**DIRECTIONS**
For each line below that includes the word "What", make a copy.

**DATA ROWS**

— Start —

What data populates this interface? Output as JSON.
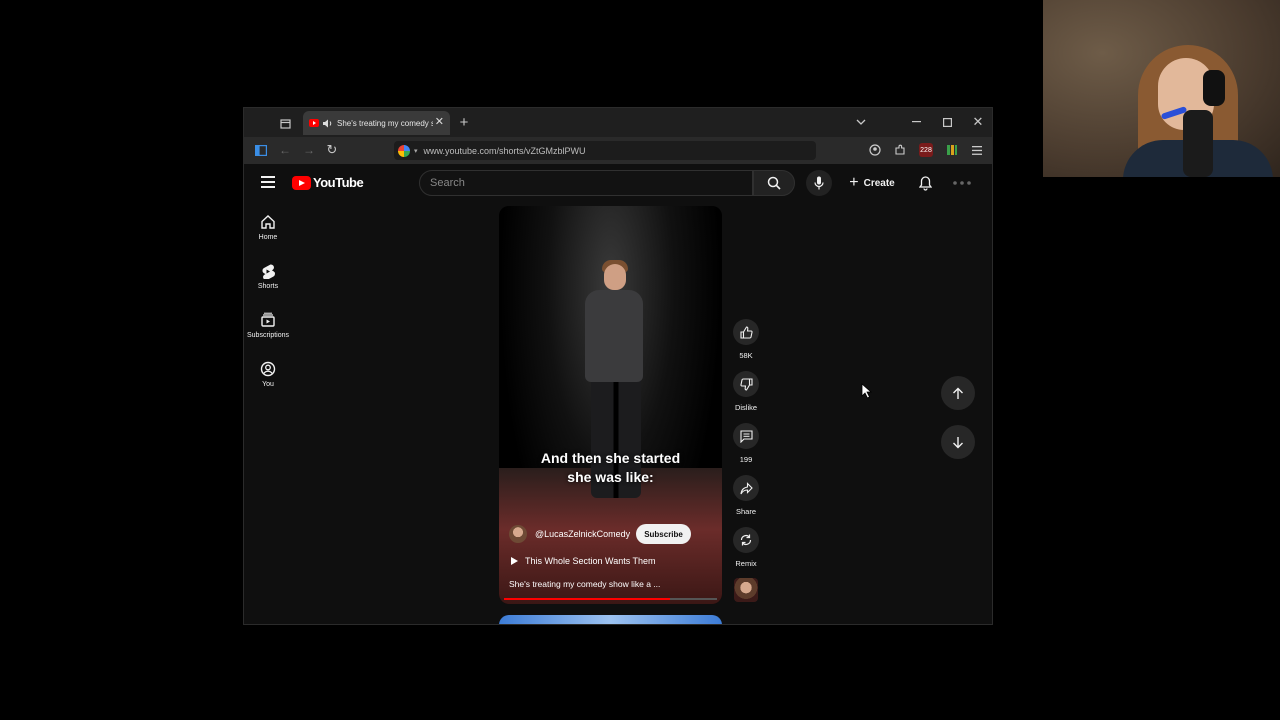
{
  "browser": {
    "tab": {
      "title": "She's treating my comedy s",
      "audio_icon": "speaker-icon"
    },
    "new_tab_label": "+",
    "url": "www.youtube.com/shorts/vZtGMzblPWU",
    "extension_badge": "228"
  },
  "youtube": {
    "logo_text": "YouTube",
    "search_placeholder": "Search",
    "create_label": "Create",
    "nav": [
      {
        "label": "Home",
        "icon": "home-icon"
      },
      {
        "label": "Shorts",
        "icon": "shorts-icon"
      },
      {
        "label": "Subscriptions",
        "icon": "subscriptions-icon"
      },
      {
        "label": "You",
        "icon": "you-icon"
      }
    ],
    "short": {
      "caption_line1": "And then she started",
      "caption_line2": "she was like:",
      "channel": "@LucasZelnickComedy",
      "subscribe_label": "Subscribe",
      "sound": "This Whole Section Wants Them",
      "title": "She's treating my comedy show like a ...",
      "progress": 0.78
    },
    "actions": {
      "likes": "58K",
      "dislike": "Dislike",
      "comments": "199",
      "share": "Share",
      "remix": "Remix"
    }
  }
}
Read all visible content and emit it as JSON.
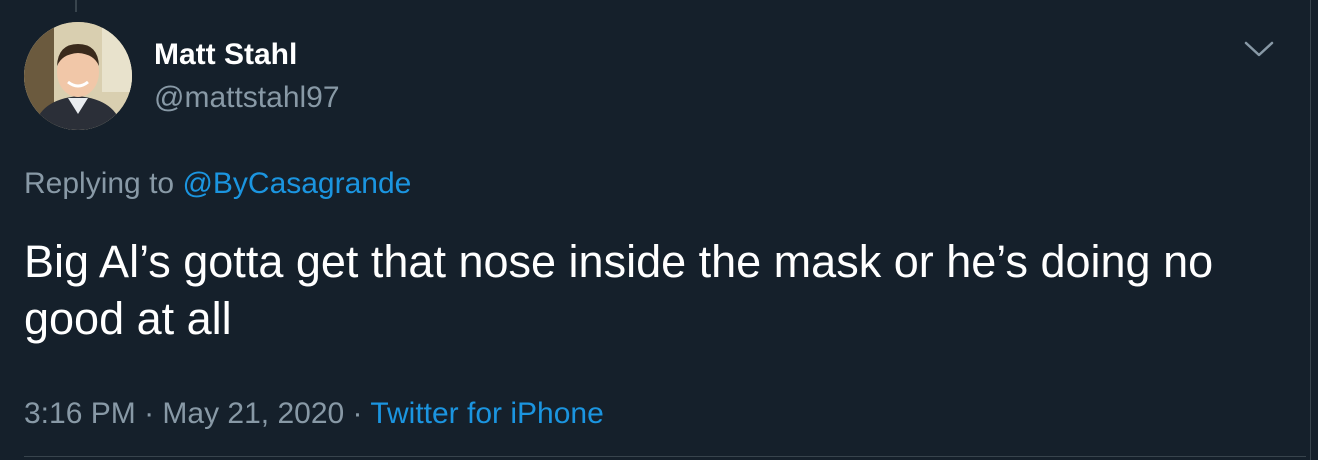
{
  "tweet": {
    "author": {
      "display_name": "Matt Stahl",
      "handle": "@mattstahl97"
    },
    "reply": {
      "prefix": "Replying to ",
      "mention": "@ByCasagrande"
    },
    "text": "Big Al’s gotta get that nose inside the mask or he’s doing no good at all",
    "meta": {
      "time": "3:16 PM",
      "separator": " · ",
      "date": "May 21, 2020",
      "source": "Twitter for iPhone"
    },
    "icons": {
      "menu": "chevron-down-icon"
    }
  },
  "colors": {
    "background": "#15202b",
    "text_primary": "#ffffff",
    "text_secondary": "#8899a6",
    "link": "#1b95e0",
    "border": "#38444d"
  }
}
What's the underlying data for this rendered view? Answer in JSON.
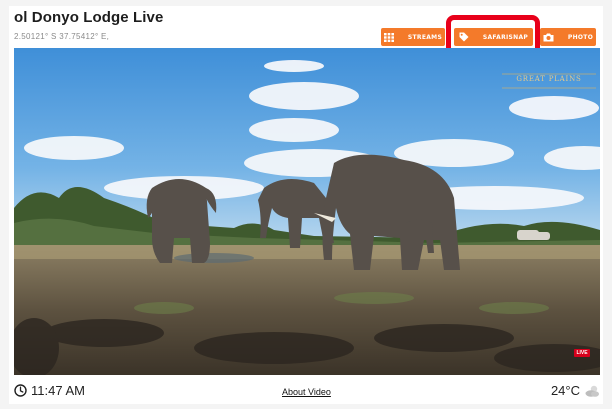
{
  "header": {
    "title": "ol Donyo Lodge Live",
    "coordinates": "2.50121° S   37.75412° E,"
  },
  "toolbar": {
    "streams_label": "STREAMS",
    "streams_icon": "grid-icon",
    "safarisnap_label": "SAFARISNAP",
    "safarisnap_icon": "tag-icon",
    "photo_label": "PHOTO",
    "photo_icon": "camera-icon",
    "accent_color": "#f47a2a",
    "highlight_color": "#e8001a"
  },
  "video": {
    "watermark": "GREAT PLAINS",
    "live_badge": "LIVE"
  },
  "footer": {
    "time": "11:47 AM",
    "about_label": "About Video",
    "temperature": "24°C",
    "weather_icon": "partly-cloudy-icon"
  }
}
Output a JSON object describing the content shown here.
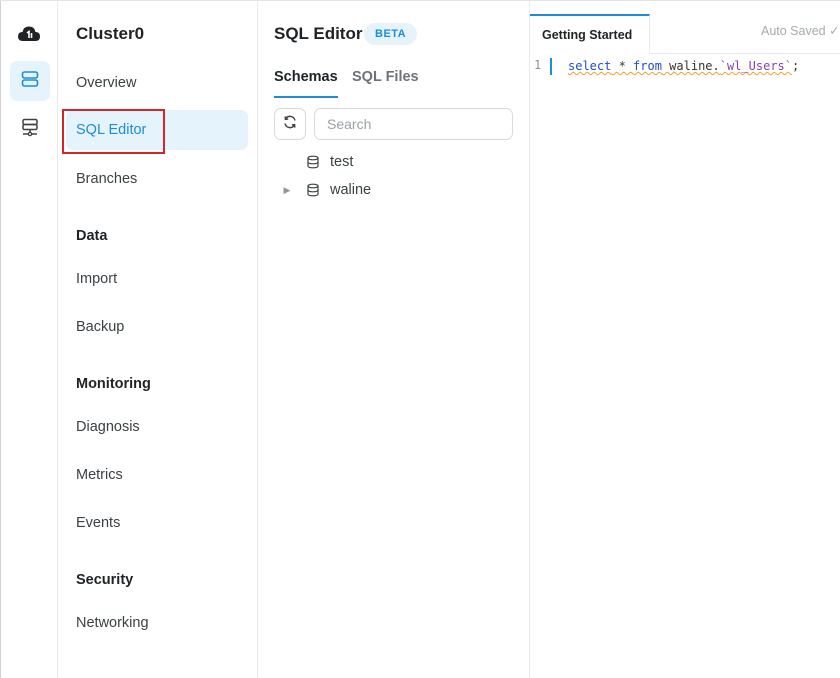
{
  "cluster": {
    "name": "Cluster0"
  },
  "nav": {
    "overview": "Overview",
    "sql_editor": "SQL Editor",
    "branches": "Branches",
    "section_data": "Data",
    "import": "Import",
    "backup": "Backup",
    "section_monitoring": "Monitoring",
    "diagnosis": "Diagnosis",
    "metrics": "Metrics",
    "events": "Events",
    "section_security": "Security",
    "networking": "Networking"
  },
  "schema_panel": {
    "title": "SQL Editor",
    "badge": "BETA",
    "tabs": {
      "schemas": "Schemas",
      "sql_files": "SQL Files"
    },
    "search_placeholder": "Search",
    "databases": [
      {
        "name": "test",
        "expandable": false
      },
      {
        "name": "waline",
        "expandable": true
      }
    ]
  },
  "editor": {
    "tab": "Getting Started",
    "status": "Auto Saved ✓",
    "line_number": "1",
    "code": {
      "kw_select": "select",
      "star": " * ",
      "kw_from": "from",
      "db": " waline.",
      "table": "`wl_Users`",
      "end": ";"
    }
  },
  "colors": {
    "accent": "#1d8ed4",
    "active_bg": "#e4f3fc",
    "highlight": "#d3262b"
  }
}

— End —

**ANSWER FOR THIS EXERCISE**
What data populates this interface? Output as JSON.
What's the underlying data for this rendered view? Answer in JSON.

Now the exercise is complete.